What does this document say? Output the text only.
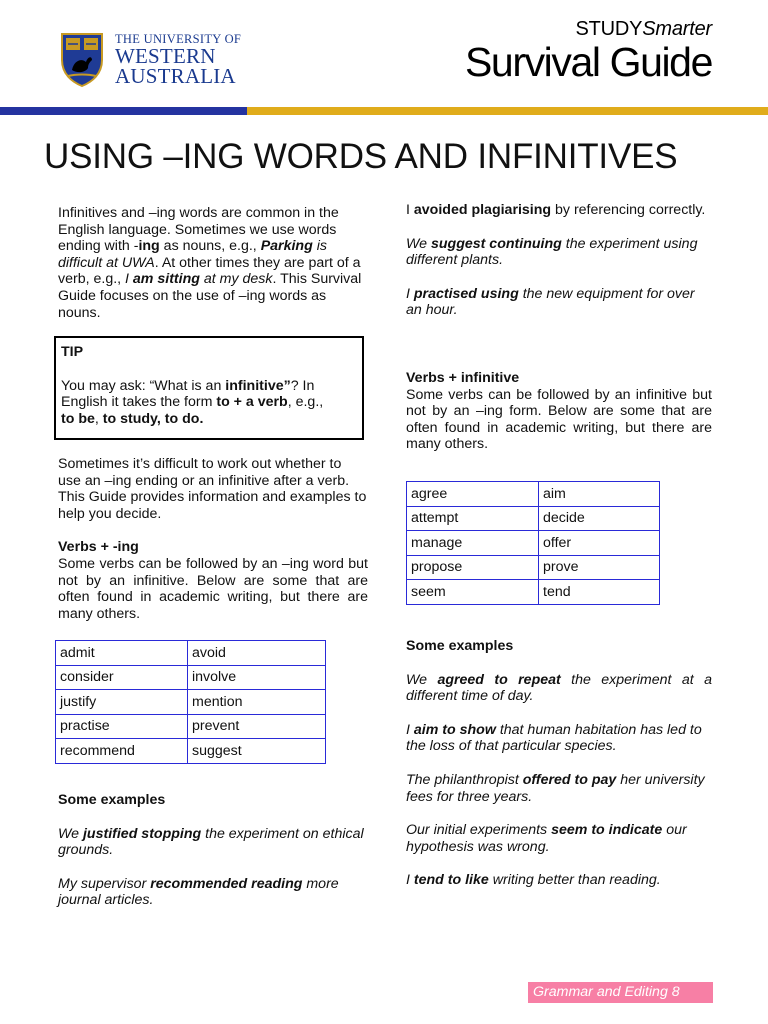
THE UNIVERSITY OF
WESTERN
AUSTRALIA
STUDYSmarter
Survival Guide
USING –ING WORDS AND INFINITIVES

Infinitives and –ing words are common in the English language. Sometimes we use words ending with -ing as nouns, e.g., Parking is difficult at UWA. At other times they are part of a verb, e.g., I am sitting at my desk. This Survival Guide focuses on the use of –ing words as nouns.

TIP

You may ask: “What is an infinitive”? In English it takes the form to + a verb, e.g.,
to be, to study, to do.

Sometimes it’s difficult to work out whether to use an –ing ending or an infinitive after a verb. This Guide provides information and examples to help you decide.

Verbs + -ing

Some verbs can be followed by an –ing word but not by an infinitive. Below are some that are often found in academic writing, but there are many others.

admit	avoid
consider	involve
justify	mention
practise	prevent
recommend	suggest

Some examples

We justified stopping the experiment on ethical grounds.

My supervisor recommended reading more journal articles.

I avoided plagiarising by referencing correctly.

We suggest continuing the experiment using different plants.

I practised using the new equipment for over an hour.

Verbs + infinitive

Some verbs can be followed by an infinitive but not by an –ing form. Below are some that are often found in academic writing, but there are many others.

agree	aim
attempt	decide
manage	offer
propose	prove
seem	tend

Some examples

We agreed to repeat the experiment at a different time of day.

I aim to show that human habitation has led to the loss of that particular species.

The philanthropist offered to pay her university fees for three years.

Our initial experiments seem to indicate our hypothesis was wrong.

I tend to like writing better than reading.

Grammar and Editing 8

▬▬▬▬▬▬

GIVEN PROBLEM - Copy all the data exactly as written, but skip any picture.

CORRECT RESPONSE -
What does this document say? Output the text only.
THE UNIVERSITY OF
WESTERN
AUSTRALIA
STUDYSmarter
Survival Guide
USING –ING WORDS AND INFINITIVES

Infinitives and –ing words are common in the English language. Sometimes we use words ending with -ing as nouns, e.g., Parking is difficult at UWA. At other times they are part of a verb, e.g., I am sitting at my desk. This Survival Guide focuses on the use of –ing words as nouns.

TIP

You may ask: “What is an infinitive”? In English it takes the form to + a verb, e.g.,
to be, to study, to do.

Sometimes it’s difficult to work out whether to use an –ing ending or an infinitive after a verb. This Guide provides information and examples to help you decide.

Verbs + -ing

Some verbs can be followed by an –ing word but not by an infinitive. Below are some that are often found in academic writing, but there are many others.

admit	avoid
consider	involve
justify	mention
practise	prevent
recommend	suggest

Some examples

We justified stopping the experiment on ethical grounds.

My supervisor recommended reading more journal articles.

I avoided plagiarising by referencing correctly.

We suggest continuing the experiment using different plants.

I practised using the new equipment for over an hour.

Verbs + infinitive

Some verbs can be followed by an infinitive but not by an –ing form. Below are some that are often found in academic writing, but there are many others.

agree	aim
attempt	decide
manage	offer
propose	prove
seem	tend

Some examples

We agreed to repeat the experiment at a different time of day.

I aim to show that human habitation has led to the loss of that particular species.

The philanthropist offered to pay her university fees for three years.

Our initial experiments seem to indicate our hypothesis was wrong.

I tend to like writing better than reading.

Grammar and Editing 8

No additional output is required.